**WHAT THE TASK ASKS:**
Give back the full listing, character for character, with no pictures.

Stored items

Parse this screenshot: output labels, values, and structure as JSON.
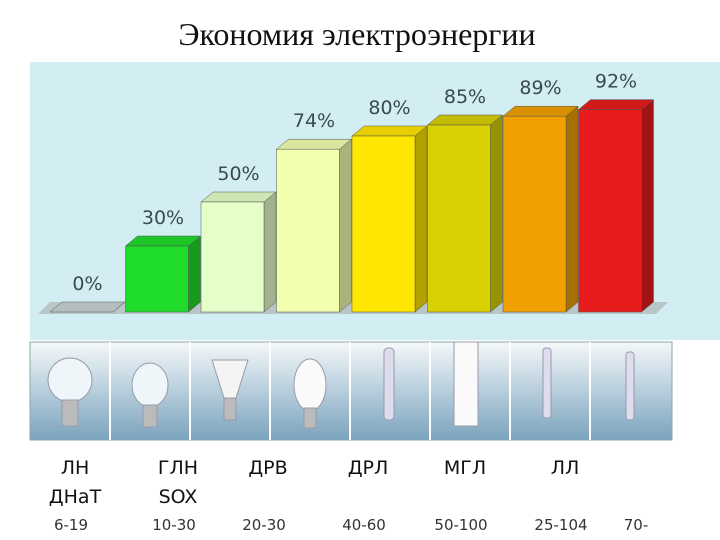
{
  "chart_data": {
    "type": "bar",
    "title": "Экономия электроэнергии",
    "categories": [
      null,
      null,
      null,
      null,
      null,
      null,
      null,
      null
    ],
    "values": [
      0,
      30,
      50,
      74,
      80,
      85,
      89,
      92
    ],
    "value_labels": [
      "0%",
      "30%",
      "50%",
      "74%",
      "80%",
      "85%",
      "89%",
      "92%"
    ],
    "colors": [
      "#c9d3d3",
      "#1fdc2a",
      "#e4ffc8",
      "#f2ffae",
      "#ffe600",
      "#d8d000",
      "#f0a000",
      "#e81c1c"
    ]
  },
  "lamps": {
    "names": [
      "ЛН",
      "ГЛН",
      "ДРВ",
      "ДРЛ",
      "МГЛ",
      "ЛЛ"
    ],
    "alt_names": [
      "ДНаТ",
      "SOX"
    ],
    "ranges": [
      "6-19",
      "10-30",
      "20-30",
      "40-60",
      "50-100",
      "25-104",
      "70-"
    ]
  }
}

**ANSWER IN FULL:**
Parse this screenshot: output labels, values, and structure as JSON.
{
  "chart_data": {
    "type": "bar",
    "title": "Экономия электроэнергии",
    "categories": [
      null,
      null,
      null,
      null,
      null,
      null,
      null,
      null
    ],
    "values": [
      0,
      30,
      50,
      74,
      80,
      85,
      89,
      92
    ],
    "value_labels": [
      "0%",
      "30%",
      "50%",
      "74%",
      "80%",
      "85%",
      "89%",
      "92%"
    ],
    "colors": [
      "#c9d3d3",
      "#1fdc2a",
      "#e4ffc8",
      "#f2ffae",
      "#ffe600",
      "#d8d000",
      "#f0a000",
      "#e81c1c"
    ]
  },
  "lamps": {
    "names": [
      "ЛН",
      "ГЛН",
      "ДРВ",
      "ДРЛ",
      "МГЛ",
      "ЛЛ"
    ],
    "alt_names": [
      "ДНаТ",
      "SOX"
    ],
    "ranges": [
      "6-19",
      "10-30",
      "20-30",
      "40-60",
      "50-100",
      "25-104",
      "70-"
    ]
  }
}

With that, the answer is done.